• **GIVEN PROBLEM**:
Rewrite every entry below with "bullet-icon" changed to "list-bullet" and nothing else altered, and leave the pictures out.

---- DATASET EXTRACT

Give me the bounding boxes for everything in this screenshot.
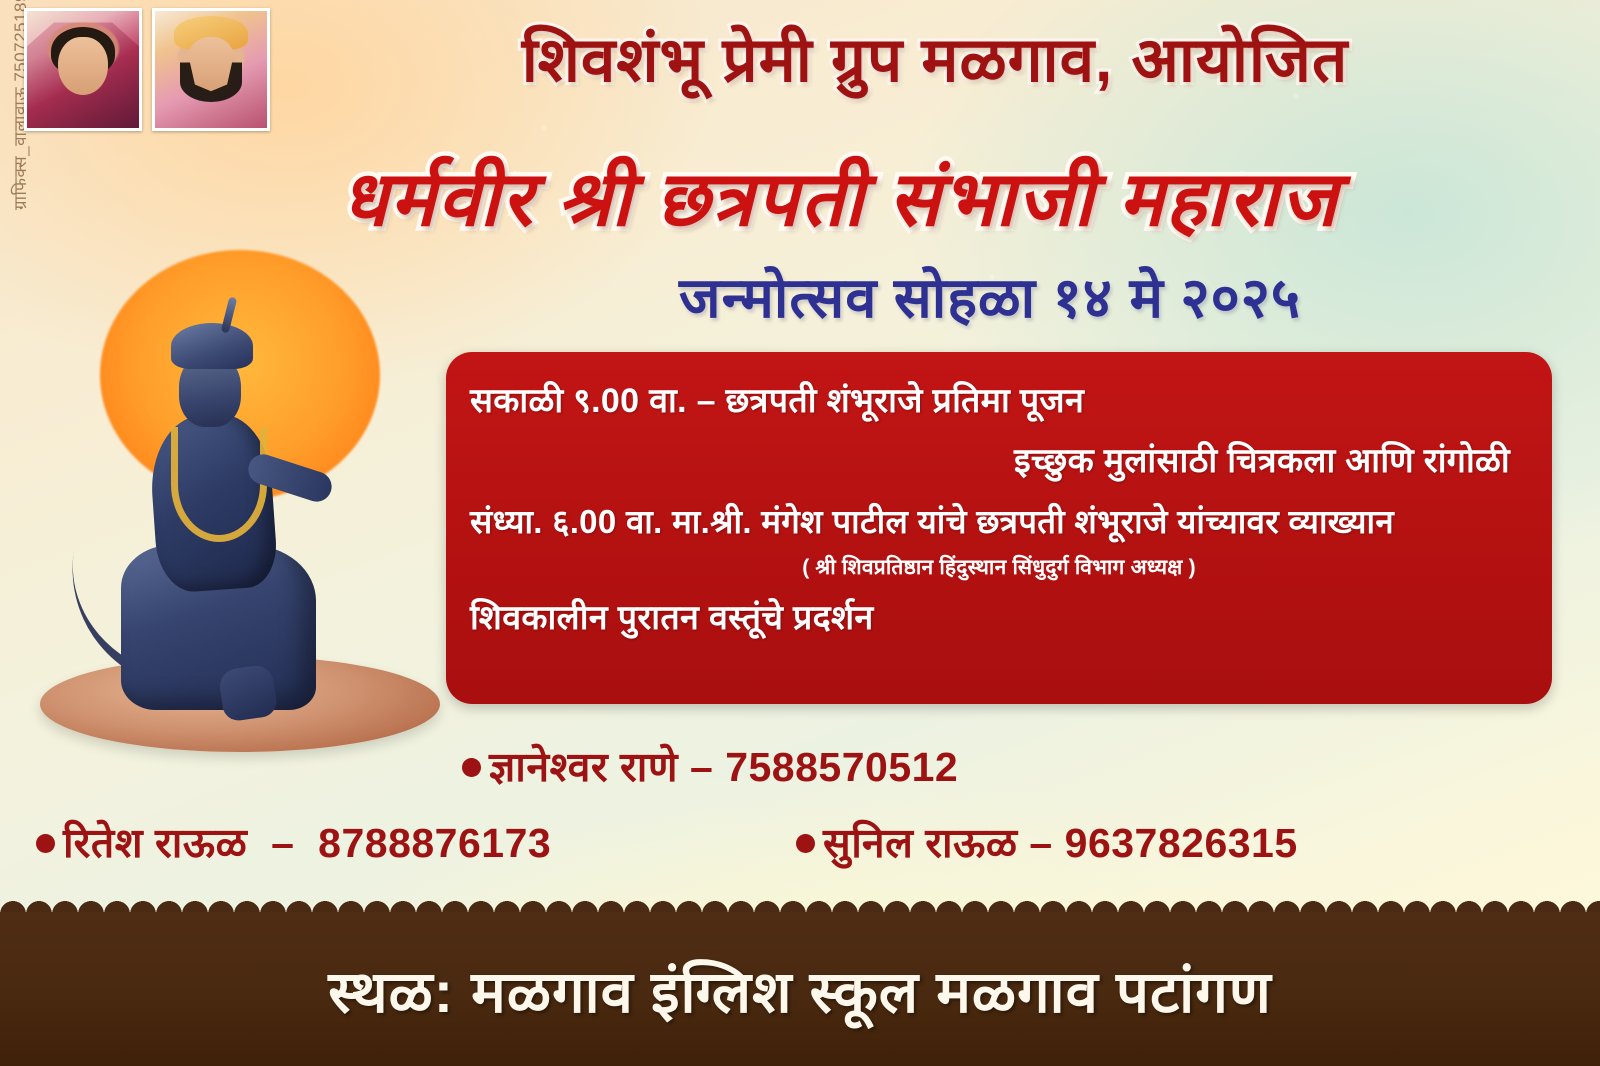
turban-shape	[171, 323, 253, 369]
contact-2-separator: –	[271, 820, 294, 866]
garland-shape	[171, 427, 267, 542]
contact-3-phone[interactable]: 9637826315	[1065, 820, 1298, 866]
contact-1-phone[interactable]: 7588570512	[725, 744, 958, 790]
contact-3[interactable]: सुनिल राऊळ – 9637826315	[796, 814, 1298, 870]
contact-2-phone[interactable]: 8788876173	[318, 820, 551, 866]
programme-line-1: सकाळी ९.00 वा. – छत्रपती शंभूराजे प्रतिम…	[470, 380, 1528, 424]
portrait-jijau	[24, 8, 142, 131]
programme-line-3-subtitle: ( श्री शिवप्रतिष्ठान हिंदुस्थान सिंधुदुर…	[470, 553, 1528, 581]
programme-line-2: इच्छुक मुलांसाठी चित्रकला आणि रांगोळी	[470, 440, 1528, 484]
contact-2[interactable]: रितेश राऊळ – 8788876173	[36, 814, 551, 870]
venue-text: स्थळ: मळगाव इंग्लिश स्कूल मळगाव पटांगण	[328, 950, 1272, 1029]
bullet-icon	[36, 834, 55, 853]
statue-illustration	[20, 240, 450, 760]
bullet-icon	[796, 834, 815, 853]
leg-shape	[218, 663, 279, 722]
contact-3-name: सुनिल राऊळ	[823, 820, 1018, 866]
page-title: धर्मवीर श्री छत्रपती संभाजी महाराज	[130, 145, 1550, 248]
programme-line-3: संध्या. ६.00 वा. मा.श्री. मंगेश पाटील या…	[470, 501, 1528, 543]
portrait-shivaji	[152, 8, 270, 131]
venue-bar: स्थळ: मळगाव इंग्लिश स्कूल मळगाव पटांगण	[0, 912, 1600, 1066]
statue-figure	[75, 295, 375, 715]
programme-panel: सकाळी ९.00 वा. – छत्रपती शंभूराजे प्रतिम…	[446, 352, 1552, 704]
contact-1-name: ज्ञानेश्वर राणे	[489, 744, 678, 790]
bullet-icon	[462, 758, 481, 777]
event-poster: ग्राफिक्स_वालावाऊ 7507251891 शिवशंभू प्र…	[0, 0, 1600, 1066]
event-subtitle: जन्मोत्सव सोहळा १४ मे २०२५	[420, 258, 1560, 334]
venue-banner: स्थळ: मळगाव इंग्लिश स्कूल मळगाव पटांगण	[0, 888, 1600, 1066]
contact-3-separator: –	[1029, 820, 1052, 866]
contact-1-separator: –	[690, 744, 713, 790]
portrait-strip	[24, 8, 270, 131]
contact-1[interactable]: ज्ञानेश्वर राणे – 7588570512	[462, 738, 958, 794]
contact-2-name: रितेश राऊळ	[63, 820, 247, 866]
scallop-edge-decoration	[0, 888, 1600, 914]
programme-line-4: शिवकालीन पुरातन वस्तूंचे प्रदर्शन	[470, 597, 1528, 641]
face-shape	[58, 37, 108, 95]
organizer-heading: शिवशंभू प्रेमी ग्रुप मळगाव, आयोजित	[320, 16, 1550, 100]
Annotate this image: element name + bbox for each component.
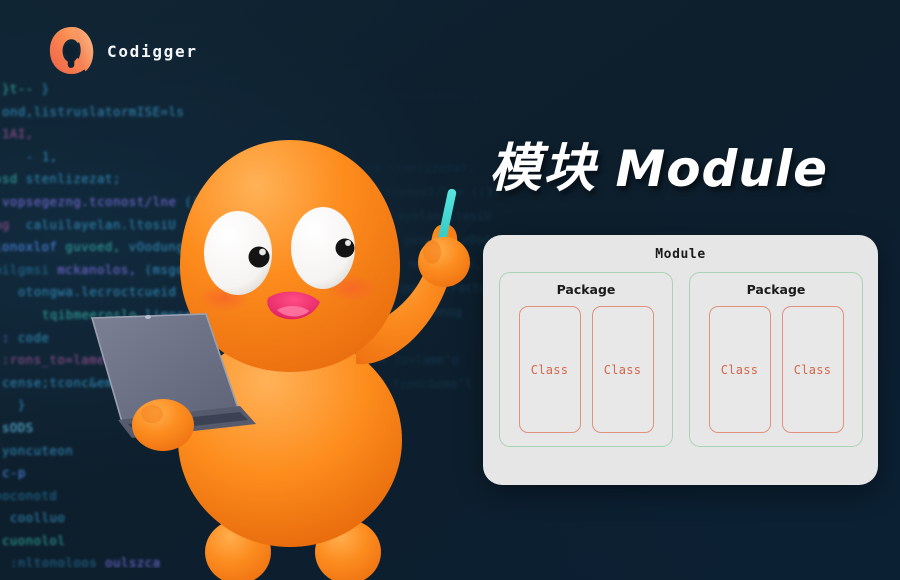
- package-label: Package: [500, 282, 672, 297]
- code-line-secondary: ond,listruslatormISE=ls: [300, 84, 630, 108]
- page-title-chinese: 模块: [489, 139, 597, 199]
- class-row: ClassClass: [500, 306, 672, 433]
- page-title: 模块 Module: [489, 126, 828, 201]
- class-row: ClassClass: [690, 306, 862, 433]
- class-label: Class: [531, 363, 569, 377]
- class-box: Class: [782, 306, 844, 433]
- code-line-secondary: cmg caluilayelan.ltosiU: [300, 204, 630, 228]
- page-title-english: Module: [615, 140, 828, 198]
- code-line-secondary: }t-- }: [300, 60, 630, 84]
- class-label: Class: [794, 363, 832, 377]
- brand-name: Codigger: [107, 42, 198, 61]
- class-label: Class: [604, 363, 642, 377]
- module-panel-label: Module: [483, 247, 878, 262]
- class-box: Class: [709, 306, 771, 433]
- brand-lockup[interactable]: Codigger: [48, 26, 198, 76]
- package-box: PackageClassClass: [499, 272, 673, 447]
- class-box: Class: [519, 306, 581, 433]
- class-label: Class: [721, 363, 759, 377]
- package-label: Package: [690, 282, 862, 297]
- class-box: Class: [592, 306, 654, 433]
- module-diagram-panel: Module PackageClassClassPackageClassClas…: [483, 235, 878, 485]
- banner-canvas: }t-- } ond,listruslatormISE=ls 1AI, - 1,…: [0, 0, 900, 580]
- codigger-flame-logo-icon: [48, 26, 95, 76]
- package-row: PackageClassClassPackageClassClass: [483, 272, 878, 447]
- package-box: PackageClassClass: [689, 272, 863, 447]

--------

• **RESPONSE TO THE TASK**:
Give me the bounding boxes for everything in this screenshot.
turban-shape	[171, 323, 253, 369]
contact-2-separator: –	[271, 820, 294, 866]
garland-shape	[171, 427, 267, 542]
contact-3-phone[interactable]: 9637826315	[1065, 820, 1298, 866]
contact-1-phone[interactable]: 7588570512	[725, 744, 958, 790]
contact-3[interactable]: सुनिल राऊळ – 9637826315	[796, 814, 1298, 870]
contact-2-phone[interactable]: 8788876173	[318, 820, 551, 866]
programme-line-1: सकाळी ९.00 वा. – छत्रपती शंभूराजे प्रतिम…	[470, 380, 1528, 424]
portrait-jijau	[24, 8, 142, 131]
programme-line-3-subtitle: ( श्री शिवप्रतिष्ठान हिंदुस्थान सिंधुदुर…	[470, 553, 1528, 581]
programme-line-2: इच्छुक मुलांसाठी चित्रकला आणि रांगोळी	[470, 440, 1528, 484]
contact-2[interactable]: रितेश राऊळ – 8788876173	[36, 814, 551, 870]
venue-text: स्थळ: मळगाव इंग्लिश स्कूल मळगाव पटांगण	[328, 950, 1272, 1029]
list-bullet	[36, 834, 55, 853]
statue-illustration	[20, 240, 450, 760]
list-bullet	[796, 834, 815, 853]
leg-shape	[218, 663, 279, 722]
contact-3-name: सुनिल राऊळ	[823, 820, 1018, 866]
page-title: धर्मवीर श्री छत्रपती संभाजी महाराज	[130, 145, 1550, 248]
programme-line-3: संध्या. ६.00 वा. मा.श्री. मंगेश पाटील या…	[470, 501, 1528, 543]
portrait-shivaji	[152, 8, 270, 131]
venue-bar: स्थळ: मळगाव इंग्लिश स्कूल मळगाव पटांगण	[0, 912, 1600, 1066]
statue-figure	[75, 295, 375, 715]
programme-panel: सकाळी ९.00 वा. – छत्रपती शंभूराजे प्रतिम…	[446, 352, 1552, 704]
contact-1-name: ज्ञानेश्वर राणे	[489, 744, 678, 790]
list-bullet	[462, 758, 481, 777]
event-poster: ग्राफिक्स_वालावाऊ 7507251891 शिवशंभू प्र…	[0, 0, 1600, 1066]
event-subtitle: जन्मोत्सव सोहळा १४ मे २०२५	[420, 258, 1560, 334]
venue-banner: स्थळ: मळगाव इंग्लिश स्कूल मळगाव पटांगण	[0, 888, 1600, 1066]
contact-3-separator: –	[1029, 820, 1052, 866]
contact-1-separator: –	[690, 744, 713, 790]
portrait-strip	[24, 8, 270, 131]
contact-1[interactable]: ज्ञानेश्वर राणे – 7588570512	[462, 738, 958, 794]
contact-2-name: रितेश राऊळ	[63, 820, 247, 866]
scallop-edge-decoration	[0, 888, 1600, 914]
programme-line-4: शिवकालीन पुरातन वस्तूंचे प्रदर्शन	[470, 597, 1528, 641]
face-shape	[58, 37, 108, 95]
organizer-heading: शिवशंभू प्रेमी ग्रुप मळगाव, आयोजित	[320, 16, 1550, 100]
Annotate this image: element name + bbox for each component.
- package-label: Package: [500, 282, 672, 297]
- code-line-secondary: ond,listruslatormISE=ls: [300, 84, 630, 108]
- page-title-chinese: 模块: [489, 139, 597, 199]
- class-row: ClassClass: [500, 306, 672, 433]
- page-title: 模块 Module: [489, 126, 828, 201]
- class-row: ClassClass: [690, 306, 862, 433]
- class-label: Class: [531, 363, 569, 377]
- class-box: Class: [782, 306, 844, 433]
- code-line-secondary: cmg caluilayelan.ltosiU: [300, 204, 630, 228]
- page-title-english: Module: [615, 140, 828, 198]
- code-line-secondary: }t-- }: [300, 60, 630, 84]
- class-label: Class: [794, 363, 832, 377]
- brand-name: Codigger: [107, 42, 198, 61]
- class-label: Class: [604, 363, 642, 377]
- module-panel-label: Module: [483, 247, 878, 262]
- class-box: Class: [709, 306, 771, 433]
- brand-lockup[interactable]: Codigger: [48, 26, 198, 76]
- package-box: PackageClassClass: [499, 272, 673, 447]
- class-box: Class: [519, 306, 581, 433]
- class-label: Class: [721, 363, 759, 377]
- package-label: Package: [690, 282, 862, 297]
- class-box: Class: [592, 306, 654, 433]
- module-diagram-panel: Module PackageClassClassPackageClassClas…: [483, 235, 878, 485]
- banner-canvas: }t-- } ond,listruslatormISE=ls 1AI, - 1,…: [0, 0, 900, 580]
- codigger-flame-logo-icon: [48, 26, 95, 76]
- package-row: PackageClassClassPackageClassClass: [483, 272, 878, 447]
- package-box: PackageClassClass: [689, 272, 863, 447]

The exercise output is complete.